= Alfred Lefébure-Wély =

French organist and composer

Lefébure-Wély, 1860

Louis-James Alfred Lefébure-Wély (13 November 1817 – 31 December 1869) was a French organist and composer. He played a major role in the development of the French symphonic organ style and was closely associated with the organ builder Aristide Cavaillé-Coll, inaugurating many new Cavaillé-Coll organs.

==Biography==
Lefébure-Wély was born in Paris, son of an organist. He studied with his father, Isaac-François-Antoine Lefebvre (1756–1831), who had changed his name to Antoine Lefébure-Wely after being appointed organist of the church of Saint-Roch in the 1st arrondissement. In the manuscript of an unpublished Mass by his father is a note:

This Mass was played on Easter Tuesday 1826 by my little boy Alfrede, age eight years and four months, on the organ of Saint-Roch to the satisfaction of everyone present. He retained throughout the Mass an extraordinary presence that surprised the people who were near him at the organ.

> _Information provided_:
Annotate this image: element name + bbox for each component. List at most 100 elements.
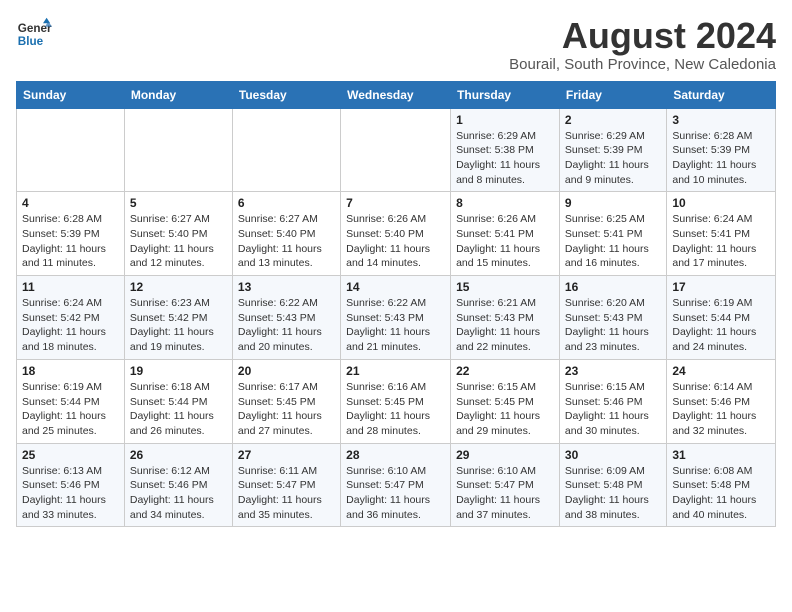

> _Stated problem_:
Translate this sentence from the text on Alfred Lefébure-Wély into Spanish: "He studied with his father, Isaac-François-Antoine Lefebvre (1756–1831), who had changed his name to Antoine Lefébure-Wely after being appointed organist of the church of Saint-Roch in the 1st arrondissement."

> _The reply_:
Estudió con su padre, Isaac-François-Antoine Lefebvre (1756–1831), quien había cambiado su nombre por el de Antoine Lefébure-Wely tras ser nombrado organista de la iglesia de Saint-Roch, en el 1.er distrito.